Extrait:
▽

Pour les bénéficiaires

Pour obtenir des CEE en tant que particulier, il faut réaliser des travaux d'économie d'énergie éligibles dans son logement, notamment d'isolation ou en remplaçant ses équipements de chauffage. Ces travaux doivent être réalisés par un professionnel « RGE » (Reconnu Garant de l'Environnement).

Voici une liste d'actions, travaux et biens éligibles aux primes CEE :

-installation d'une chaudière biomasse (à base de bûches de bois, de copeaux de bois, de bois comprimé sous forme de granulés, de bois comprimé sous forme de briquettes ou de sciure de bois) ;

-installation d'un chauffe-eau solaire individuel ou collectif ;

-mise en place de robinets thermostatiques sur des radiateurs existants ;

-mise en place d’une fenêtre ou porte-fenêtre complète avec vitrage isolant ;

-isolation des combles, de toitures ou des murs ;

-installation d'une pompe à chaleur de type air/eau ou eau/eau ;

-rénovation d'ampleur d'une maison individuelle, d'un appartement ou d'un bâtiment résidentiel collectif ;

-raccordement d'un bâtiment résidentiel à un réseau de chaleur ou de froid ;

-installation d'un système de ventilation mécanique contrôlée (VMC) simple ou double flux.

Il est possible de demander des CEE en contactant un obligé qui propose alors une prime en échange des certificats générés par vos travaux. Tout le monde est éligible (à condition que le logement ait plus de deux ans), mais les montants des aides varient d'un fournisseur à l'autre(5). Il convient ainsi de se renseigner directement auprès de plusieurs fournisseurs.

Les particuliers peuvent cumuler ces aides avec d'autres dispositifs comme MaPrimeRénov'. Un système déclaratif a été mis en place pour l'obtention de CEE durant la 3e période d’obligation du dispositif  : les demandeurs doivent conserver des pièces justificatives durant 6 ans en cas de contrôle de la DGEC(6).

Périodes précédentes et objectifs

Le dispositif des CEE est découpé en différentes périodes. C'est à la fin de chaque période que « les vendeurs d’énergie obligés doivent justifier de l’accomplissement de leurs obligations par la détention d’un montant de certificats équivalent à ces obligations », souligne le ministère de la Transition écologique.

Voici ci-après les différentes périodes du dispositif à date(7) :

-Période 1 de 2006 à 2010 : objectif d’économies pour les obligés de à 54 TWh cumac ;

-Période 2 de 2011 à 2014 : objectif d’économies pour les obligés de à 345 TWh (un seuil qui sera dépassé) ;

-Période 3 de 2015 à 2017 : objectif d’économies pour les obligés de 700 TWh cumac, dont 150 TWh cumac au bénéfice de ménages en situation de précarité énergétique ;

-Période 4 de 2018 à 2021 : cette période était initialement prévue de 2018 à fin 2020 avec un objectif d’économies pour les obligés de 1200 TWh cumac et de 400 TWh cumac supplémentaires au bénéfice de ménages en situation de précarité énergétique (soit 1 600 TWh cumac au total). Elle a été prolongée en 2021 (avec un objectif total de 2 133 TWh cumac dont 733 TWh en CEE précarité) ;

-Période 5 de 2022-2025 : objectif total de 2 500 TWh cumac d’économies d’énergie, dont 730 TWh cumac en CEE précarité.

△

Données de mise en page
▽

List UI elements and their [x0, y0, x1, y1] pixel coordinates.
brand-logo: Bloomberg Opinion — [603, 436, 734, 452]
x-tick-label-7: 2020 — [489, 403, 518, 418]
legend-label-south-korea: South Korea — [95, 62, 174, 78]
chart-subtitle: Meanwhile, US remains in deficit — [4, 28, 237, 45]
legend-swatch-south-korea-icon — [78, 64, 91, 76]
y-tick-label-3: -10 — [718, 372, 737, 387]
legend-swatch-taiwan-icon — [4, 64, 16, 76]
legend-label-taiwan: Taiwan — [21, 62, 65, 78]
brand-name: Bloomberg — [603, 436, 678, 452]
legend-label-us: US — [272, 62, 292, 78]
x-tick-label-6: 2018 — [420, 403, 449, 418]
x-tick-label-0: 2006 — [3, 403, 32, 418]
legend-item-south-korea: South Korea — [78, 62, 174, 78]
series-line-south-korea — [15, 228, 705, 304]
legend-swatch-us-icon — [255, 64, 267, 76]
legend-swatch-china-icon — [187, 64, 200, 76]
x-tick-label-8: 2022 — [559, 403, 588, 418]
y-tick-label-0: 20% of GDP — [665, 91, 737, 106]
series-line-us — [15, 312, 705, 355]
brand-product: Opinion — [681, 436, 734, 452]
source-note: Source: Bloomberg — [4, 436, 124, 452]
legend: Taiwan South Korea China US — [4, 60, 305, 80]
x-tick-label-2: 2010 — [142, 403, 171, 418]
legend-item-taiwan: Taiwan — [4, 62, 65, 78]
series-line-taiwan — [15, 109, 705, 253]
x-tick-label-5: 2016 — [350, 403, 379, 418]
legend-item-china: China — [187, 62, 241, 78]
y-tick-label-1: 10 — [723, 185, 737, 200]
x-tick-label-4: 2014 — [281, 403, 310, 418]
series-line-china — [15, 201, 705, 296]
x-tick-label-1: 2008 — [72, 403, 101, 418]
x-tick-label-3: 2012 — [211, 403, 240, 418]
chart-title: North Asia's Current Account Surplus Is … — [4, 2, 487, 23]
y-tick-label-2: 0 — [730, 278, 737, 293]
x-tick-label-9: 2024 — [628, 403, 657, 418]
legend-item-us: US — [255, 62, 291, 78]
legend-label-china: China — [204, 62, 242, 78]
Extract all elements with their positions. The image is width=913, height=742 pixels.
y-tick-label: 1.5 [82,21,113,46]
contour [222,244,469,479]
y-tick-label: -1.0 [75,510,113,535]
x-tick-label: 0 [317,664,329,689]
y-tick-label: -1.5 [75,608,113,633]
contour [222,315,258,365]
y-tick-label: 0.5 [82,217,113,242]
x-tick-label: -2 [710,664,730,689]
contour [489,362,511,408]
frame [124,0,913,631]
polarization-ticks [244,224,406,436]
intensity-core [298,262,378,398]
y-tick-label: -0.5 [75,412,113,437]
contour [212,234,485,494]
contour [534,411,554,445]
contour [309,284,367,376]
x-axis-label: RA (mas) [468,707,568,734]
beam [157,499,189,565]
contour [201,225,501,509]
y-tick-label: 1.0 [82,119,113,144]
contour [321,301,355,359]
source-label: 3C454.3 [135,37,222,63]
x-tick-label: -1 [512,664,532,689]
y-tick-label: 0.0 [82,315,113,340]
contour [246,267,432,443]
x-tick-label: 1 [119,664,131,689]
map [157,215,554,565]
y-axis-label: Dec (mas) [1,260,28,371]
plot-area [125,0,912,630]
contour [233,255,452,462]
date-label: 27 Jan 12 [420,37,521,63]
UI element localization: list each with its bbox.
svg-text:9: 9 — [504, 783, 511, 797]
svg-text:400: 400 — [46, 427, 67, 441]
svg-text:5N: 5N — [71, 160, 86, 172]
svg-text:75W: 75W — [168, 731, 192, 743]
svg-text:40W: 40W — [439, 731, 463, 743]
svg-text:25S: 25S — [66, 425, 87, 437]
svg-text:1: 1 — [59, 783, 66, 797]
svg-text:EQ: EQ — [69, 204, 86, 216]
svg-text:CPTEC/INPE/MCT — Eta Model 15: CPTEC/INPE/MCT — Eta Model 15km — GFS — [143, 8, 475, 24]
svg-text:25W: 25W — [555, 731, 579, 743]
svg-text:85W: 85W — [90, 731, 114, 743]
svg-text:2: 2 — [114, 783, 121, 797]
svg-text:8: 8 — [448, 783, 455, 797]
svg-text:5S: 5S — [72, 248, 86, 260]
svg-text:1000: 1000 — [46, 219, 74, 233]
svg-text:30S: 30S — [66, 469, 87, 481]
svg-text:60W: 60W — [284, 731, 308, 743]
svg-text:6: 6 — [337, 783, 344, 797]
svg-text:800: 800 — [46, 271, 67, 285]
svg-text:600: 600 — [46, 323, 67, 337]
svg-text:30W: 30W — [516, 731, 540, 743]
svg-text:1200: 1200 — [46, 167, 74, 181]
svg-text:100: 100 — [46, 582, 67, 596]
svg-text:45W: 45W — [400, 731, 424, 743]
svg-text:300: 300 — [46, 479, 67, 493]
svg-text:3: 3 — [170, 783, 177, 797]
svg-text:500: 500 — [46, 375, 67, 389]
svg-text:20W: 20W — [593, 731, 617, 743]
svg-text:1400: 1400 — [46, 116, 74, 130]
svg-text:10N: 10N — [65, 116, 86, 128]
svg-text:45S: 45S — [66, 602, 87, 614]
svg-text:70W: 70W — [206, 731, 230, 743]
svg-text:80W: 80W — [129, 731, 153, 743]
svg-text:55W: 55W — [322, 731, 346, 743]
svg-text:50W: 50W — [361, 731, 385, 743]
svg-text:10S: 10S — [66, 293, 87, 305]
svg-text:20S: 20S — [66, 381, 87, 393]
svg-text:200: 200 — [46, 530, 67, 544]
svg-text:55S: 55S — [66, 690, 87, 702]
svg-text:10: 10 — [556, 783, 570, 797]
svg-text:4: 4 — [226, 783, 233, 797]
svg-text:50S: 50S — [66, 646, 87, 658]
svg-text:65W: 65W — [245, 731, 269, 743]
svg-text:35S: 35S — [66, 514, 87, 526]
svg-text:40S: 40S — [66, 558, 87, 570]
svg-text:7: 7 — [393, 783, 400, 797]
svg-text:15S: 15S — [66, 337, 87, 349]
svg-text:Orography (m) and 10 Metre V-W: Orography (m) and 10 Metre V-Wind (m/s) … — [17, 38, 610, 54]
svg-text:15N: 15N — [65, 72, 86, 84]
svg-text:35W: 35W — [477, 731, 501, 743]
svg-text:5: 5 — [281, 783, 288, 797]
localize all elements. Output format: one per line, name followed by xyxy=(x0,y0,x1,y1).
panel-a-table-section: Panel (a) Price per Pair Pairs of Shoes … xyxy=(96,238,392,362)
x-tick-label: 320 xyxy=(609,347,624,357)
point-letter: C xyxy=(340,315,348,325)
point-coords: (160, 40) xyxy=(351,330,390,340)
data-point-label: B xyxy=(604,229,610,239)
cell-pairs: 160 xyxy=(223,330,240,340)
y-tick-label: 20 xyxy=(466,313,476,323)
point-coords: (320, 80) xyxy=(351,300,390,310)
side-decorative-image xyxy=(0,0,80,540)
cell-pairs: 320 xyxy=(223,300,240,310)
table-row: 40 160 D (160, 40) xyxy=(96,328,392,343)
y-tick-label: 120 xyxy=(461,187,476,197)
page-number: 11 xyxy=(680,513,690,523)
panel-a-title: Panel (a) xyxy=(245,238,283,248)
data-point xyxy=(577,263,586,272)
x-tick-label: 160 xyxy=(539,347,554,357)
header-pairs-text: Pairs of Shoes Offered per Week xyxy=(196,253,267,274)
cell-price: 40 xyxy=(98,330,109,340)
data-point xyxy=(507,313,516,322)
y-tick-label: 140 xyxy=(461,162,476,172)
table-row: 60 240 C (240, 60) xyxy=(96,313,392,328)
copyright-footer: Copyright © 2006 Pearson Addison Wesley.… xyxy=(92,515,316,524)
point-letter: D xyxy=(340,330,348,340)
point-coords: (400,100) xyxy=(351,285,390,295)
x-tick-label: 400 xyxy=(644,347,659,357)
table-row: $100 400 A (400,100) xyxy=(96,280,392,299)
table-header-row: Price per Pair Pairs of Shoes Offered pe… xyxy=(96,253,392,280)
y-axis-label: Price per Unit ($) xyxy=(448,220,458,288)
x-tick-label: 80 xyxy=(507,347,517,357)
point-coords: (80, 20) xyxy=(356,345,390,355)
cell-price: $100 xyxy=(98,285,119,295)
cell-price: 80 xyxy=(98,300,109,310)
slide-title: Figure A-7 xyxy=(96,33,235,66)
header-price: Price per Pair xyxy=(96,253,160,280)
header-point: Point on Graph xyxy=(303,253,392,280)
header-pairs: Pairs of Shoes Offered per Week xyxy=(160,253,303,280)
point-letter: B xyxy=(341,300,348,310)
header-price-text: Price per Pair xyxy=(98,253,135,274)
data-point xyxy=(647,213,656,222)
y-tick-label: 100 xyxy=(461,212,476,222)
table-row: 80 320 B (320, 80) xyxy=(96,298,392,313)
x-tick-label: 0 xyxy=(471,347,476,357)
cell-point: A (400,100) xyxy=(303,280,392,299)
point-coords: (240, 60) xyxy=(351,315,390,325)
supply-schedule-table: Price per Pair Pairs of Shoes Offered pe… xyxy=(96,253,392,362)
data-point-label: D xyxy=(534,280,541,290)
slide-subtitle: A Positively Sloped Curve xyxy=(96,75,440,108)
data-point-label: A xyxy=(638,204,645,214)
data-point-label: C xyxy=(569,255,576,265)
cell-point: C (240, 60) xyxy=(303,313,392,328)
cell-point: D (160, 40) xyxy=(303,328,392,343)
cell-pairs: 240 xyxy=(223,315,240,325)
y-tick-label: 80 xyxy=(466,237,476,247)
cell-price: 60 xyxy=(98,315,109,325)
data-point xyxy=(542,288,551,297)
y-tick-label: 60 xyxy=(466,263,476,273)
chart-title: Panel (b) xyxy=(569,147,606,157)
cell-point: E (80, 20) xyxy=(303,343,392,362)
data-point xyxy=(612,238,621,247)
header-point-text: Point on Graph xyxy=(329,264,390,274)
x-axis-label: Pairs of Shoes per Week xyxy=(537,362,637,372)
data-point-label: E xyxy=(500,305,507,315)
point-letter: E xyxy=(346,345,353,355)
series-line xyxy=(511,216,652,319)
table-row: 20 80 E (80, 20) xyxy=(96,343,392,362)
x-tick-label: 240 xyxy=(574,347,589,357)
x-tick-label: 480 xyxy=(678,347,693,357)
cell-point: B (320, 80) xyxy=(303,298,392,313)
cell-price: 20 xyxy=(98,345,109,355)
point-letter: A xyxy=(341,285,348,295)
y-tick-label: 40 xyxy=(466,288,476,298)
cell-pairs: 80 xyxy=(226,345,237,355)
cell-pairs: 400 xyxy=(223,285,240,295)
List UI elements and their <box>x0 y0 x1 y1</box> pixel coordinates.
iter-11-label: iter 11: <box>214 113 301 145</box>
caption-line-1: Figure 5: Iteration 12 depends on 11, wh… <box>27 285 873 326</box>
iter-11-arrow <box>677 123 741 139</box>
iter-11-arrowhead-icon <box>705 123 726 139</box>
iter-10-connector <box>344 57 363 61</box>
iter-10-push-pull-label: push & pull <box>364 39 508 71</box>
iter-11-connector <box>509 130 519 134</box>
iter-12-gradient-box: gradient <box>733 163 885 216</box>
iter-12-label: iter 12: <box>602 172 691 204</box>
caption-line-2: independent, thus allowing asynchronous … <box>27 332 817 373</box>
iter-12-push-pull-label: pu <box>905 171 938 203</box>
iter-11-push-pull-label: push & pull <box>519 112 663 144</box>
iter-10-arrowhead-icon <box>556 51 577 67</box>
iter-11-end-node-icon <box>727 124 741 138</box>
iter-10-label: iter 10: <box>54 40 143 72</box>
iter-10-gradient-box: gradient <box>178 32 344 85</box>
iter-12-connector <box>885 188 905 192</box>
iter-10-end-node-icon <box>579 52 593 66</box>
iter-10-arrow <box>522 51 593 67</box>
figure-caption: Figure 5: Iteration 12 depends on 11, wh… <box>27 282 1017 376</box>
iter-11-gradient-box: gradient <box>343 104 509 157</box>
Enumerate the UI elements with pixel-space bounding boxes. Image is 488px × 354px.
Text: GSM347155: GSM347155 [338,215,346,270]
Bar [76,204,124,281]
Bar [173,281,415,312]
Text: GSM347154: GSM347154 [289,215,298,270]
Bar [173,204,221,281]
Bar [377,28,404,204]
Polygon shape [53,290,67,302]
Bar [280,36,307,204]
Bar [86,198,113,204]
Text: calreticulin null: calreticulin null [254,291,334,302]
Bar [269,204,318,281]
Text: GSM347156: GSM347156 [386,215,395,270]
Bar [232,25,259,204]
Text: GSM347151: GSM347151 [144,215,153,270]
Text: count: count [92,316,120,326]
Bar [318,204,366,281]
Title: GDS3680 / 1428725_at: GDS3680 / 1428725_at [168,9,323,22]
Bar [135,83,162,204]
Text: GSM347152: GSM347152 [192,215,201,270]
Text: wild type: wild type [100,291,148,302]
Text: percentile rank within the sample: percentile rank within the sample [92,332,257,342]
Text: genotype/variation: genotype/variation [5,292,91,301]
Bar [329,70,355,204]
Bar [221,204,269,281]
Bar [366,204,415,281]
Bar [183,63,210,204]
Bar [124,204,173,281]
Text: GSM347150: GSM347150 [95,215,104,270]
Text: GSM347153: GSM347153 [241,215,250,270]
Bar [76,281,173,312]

△

Exercices:
A. D'après l'extrait, combien de temps les demandeurs doivent-ils conserver leurs pièces justificatives ?
B. Réécrivez tout le passage de l'extrait allant de « -Période 1 de » jusqu'à « en CEE précarité. », en remplaçant « ménages » par « foyers ».
Ces données proviennent d'une autre source.

Réponses par exercice:
A. Durant 6 ans, en cas de contrôle de la DGEC.

B.
-Période 1 de 2006 à 2010 : objectif d’économies pour les obligés de à 54 TWh cumac ;

-Période 2 de 2011 à 2014 : objectif d’économies pour les obligés de à 345 TWh (un seuil qui sera dépassé) ;

-Période 3 de 2015 à 2017 : objectif d’économies pour les obligés de 700 TWh cumac, dont 150 TWh cumac au bénéfice de foyers en situation de précarité énergétique ;

-Période 4 de 2018 à 2021 : cette période était initialement prévue de 2018 à fin 2020 avec un objectif d’économies pour les obligés de 1200 TWh cumac et de 400 TWh cumac supplémentaires au bénéfice de foyers en situation de précarité énergétique (soit 1 600 TWh cumac au total). Elle a été prolongée en 2021 (avec un objectif total de 2 133 TWh cumac dont 733 TWh en CEE précarité) ;

-Période 5 de 2022-2025 : objectif total de 2 500 TWh cumac d’économies d’énergie, dont 730 TWh cumac en CEE précarité.